** BEGIN **

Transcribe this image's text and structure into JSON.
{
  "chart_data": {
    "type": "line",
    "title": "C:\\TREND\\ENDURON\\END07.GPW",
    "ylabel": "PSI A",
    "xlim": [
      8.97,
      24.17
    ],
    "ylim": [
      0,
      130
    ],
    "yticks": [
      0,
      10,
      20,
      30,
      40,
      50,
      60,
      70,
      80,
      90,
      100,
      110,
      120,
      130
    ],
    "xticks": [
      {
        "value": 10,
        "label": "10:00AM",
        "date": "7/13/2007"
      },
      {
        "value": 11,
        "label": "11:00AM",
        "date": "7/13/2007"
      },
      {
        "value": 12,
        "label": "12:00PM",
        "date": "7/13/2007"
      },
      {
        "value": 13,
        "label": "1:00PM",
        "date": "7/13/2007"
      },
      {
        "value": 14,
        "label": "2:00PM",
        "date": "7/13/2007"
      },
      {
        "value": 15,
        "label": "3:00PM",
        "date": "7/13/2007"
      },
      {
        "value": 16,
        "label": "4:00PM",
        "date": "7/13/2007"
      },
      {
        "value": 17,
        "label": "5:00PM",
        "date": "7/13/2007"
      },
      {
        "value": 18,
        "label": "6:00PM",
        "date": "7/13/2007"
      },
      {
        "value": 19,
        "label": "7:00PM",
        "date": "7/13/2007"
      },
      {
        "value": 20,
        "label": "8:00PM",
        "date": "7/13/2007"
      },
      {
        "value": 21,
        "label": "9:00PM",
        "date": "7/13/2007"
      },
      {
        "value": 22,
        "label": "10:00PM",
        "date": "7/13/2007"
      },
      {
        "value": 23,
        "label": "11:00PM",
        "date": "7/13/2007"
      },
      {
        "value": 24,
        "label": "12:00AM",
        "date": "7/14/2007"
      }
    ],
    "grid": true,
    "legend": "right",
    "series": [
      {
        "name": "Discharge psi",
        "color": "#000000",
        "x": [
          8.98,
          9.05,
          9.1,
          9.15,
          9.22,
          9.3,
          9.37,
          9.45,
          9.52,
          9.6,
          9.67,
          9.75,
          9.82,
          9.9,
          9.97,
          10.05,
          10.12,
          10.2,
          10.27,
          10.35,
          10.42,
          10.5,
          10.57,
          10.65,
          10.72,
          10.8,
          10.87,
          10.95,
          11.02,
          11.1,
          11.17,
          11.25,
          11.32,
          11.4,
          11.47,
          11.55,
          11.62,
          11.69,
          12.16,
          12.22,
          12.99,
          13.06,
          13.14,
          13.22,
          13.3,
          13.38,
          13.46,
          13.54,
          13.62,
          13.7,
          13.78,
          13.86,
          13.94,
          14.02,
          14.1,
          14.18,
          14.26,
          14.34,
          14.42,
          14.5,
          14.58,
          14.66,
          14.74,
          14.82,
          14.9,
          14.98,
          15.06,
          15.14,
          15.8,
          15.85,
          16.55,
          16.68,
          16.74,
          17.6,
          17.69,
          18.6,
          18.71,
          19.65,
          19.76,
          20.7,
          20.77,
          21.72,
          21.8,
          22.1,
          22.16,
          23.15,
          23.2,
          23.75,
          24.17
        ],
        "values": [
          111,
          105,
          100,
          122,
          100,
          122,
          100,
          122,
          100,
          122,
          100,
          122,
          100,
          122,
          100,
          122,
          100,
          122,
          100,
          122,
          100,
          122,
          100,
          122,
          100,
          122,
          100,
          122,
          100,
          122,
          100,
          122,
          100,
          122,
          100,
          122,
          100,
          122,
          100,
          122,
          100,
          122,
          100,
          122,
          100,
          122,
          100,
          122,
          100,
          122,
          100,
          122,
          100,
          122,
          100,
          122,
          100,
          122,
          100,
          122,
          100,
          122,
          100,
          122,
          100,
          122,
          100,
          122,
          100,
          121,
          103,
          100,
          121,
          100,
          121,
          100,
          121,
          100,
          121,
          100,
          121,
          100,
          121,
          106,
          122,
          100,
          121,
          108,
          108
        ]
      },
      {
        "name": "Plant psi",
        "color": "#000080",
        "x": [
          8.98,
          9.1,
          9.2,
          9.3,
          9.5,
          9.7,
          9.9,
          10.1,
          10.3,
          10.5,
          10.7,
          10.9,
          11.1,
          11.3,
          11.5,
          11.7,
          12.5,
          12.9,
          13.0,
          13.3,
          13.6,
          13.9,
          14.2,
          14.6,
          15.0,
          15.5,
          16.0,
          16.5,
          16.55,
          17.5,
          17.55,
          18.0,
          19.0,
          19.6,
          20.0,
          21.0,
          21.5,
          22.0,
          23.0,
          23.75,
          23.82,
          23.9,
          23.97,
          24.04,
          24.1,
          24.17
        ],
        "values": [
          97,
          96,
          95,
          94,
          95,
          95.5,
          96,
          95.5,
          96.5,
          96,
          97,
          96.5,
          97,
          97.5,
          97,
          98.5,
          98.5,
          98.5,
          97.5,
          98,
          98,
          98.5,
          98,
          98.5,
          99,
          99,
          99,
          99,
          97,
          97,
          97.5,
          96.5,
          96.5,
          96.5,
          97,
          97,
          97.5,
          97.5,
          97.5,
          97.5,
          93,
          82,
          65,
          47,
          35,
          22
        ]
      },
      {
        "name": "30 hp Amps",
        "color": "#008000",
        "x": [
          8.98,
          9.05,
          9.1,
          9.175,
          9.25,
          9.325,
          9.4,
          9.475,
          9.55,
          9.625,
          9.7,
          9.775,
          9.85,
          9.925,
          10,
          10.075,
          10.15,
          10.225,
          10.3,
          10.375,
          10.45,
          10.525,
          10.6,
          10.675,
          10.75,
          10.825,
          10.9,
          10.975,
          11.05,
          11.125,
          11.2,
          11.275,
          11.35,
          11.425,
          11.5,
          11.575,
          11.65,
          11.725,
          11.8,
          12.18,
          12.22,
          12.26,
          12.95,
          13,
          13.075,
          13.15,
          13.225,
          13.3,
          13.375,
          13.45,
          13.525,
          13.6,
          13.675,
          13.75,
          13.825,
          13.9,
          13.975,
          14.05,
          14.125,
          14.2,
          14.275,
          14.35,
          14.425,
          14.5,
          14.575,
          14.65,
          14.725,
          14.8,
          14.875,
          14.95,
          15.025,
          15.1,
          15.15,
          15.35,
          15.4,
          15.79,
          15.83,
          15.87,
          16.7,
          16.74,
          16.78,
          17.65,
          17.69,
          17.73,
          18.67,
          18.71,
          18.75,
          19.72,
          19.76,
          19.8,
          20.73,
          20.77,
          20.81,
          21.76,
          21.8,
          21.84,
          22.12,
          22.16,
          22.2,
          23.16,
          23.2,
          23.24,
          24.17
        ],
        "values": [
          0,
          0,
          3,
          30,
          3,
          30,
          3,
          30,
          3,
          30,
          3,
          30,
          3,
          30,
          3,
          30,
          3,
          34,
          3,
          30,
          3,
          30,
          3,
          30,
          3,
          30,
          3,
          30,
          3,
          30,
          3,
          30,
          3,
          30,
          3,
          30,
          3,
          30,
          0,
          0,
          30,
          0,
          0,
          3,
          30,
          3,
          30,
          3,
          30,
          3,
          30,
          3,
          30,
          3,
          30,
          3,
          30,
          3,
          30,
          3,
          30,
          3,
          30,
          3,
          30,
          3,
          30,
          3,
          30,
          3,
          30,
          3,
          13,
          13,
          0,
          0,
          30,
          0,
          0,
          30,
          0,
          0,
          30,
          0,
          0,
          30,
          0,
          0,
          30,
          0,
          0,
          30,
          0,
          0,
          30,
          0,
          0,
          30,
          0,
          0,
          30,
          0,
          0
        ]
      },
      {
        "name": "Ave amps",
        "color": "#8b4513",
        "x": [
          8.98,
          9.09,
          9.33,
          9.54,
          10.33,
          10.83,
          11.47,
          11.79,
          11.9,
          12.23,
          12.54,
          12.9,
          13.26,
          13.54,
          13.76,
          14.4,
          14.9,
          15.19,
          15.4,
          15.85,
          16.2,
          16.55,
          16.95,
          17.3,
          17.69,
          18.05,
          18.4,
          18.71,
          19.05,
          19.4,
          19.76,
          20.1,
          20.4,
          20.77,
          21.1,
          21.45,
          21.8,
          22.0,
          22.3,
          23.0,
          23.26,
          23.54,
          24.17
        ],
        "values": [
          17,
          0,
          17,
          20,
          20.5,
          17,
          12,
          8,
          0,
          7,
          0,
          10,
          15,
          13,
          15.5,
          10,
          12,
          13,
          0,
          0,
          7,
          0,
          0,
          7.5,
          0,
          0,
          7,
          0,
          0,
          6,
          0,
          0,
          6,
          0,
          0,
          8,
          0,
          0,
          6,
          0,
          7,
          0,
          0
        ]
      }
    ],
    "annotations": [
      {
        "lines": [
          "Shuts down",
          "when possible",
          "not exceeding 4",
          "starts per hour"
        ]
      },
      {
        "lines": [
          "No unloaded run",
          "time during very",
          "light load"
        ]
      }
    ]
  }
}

** END **

Pull every line containing the word "color" out of the entries above.

[Output]
        "color": "#000000",
        "color": "#000080",
        "color": "#008000",
        "color": "#8b4513",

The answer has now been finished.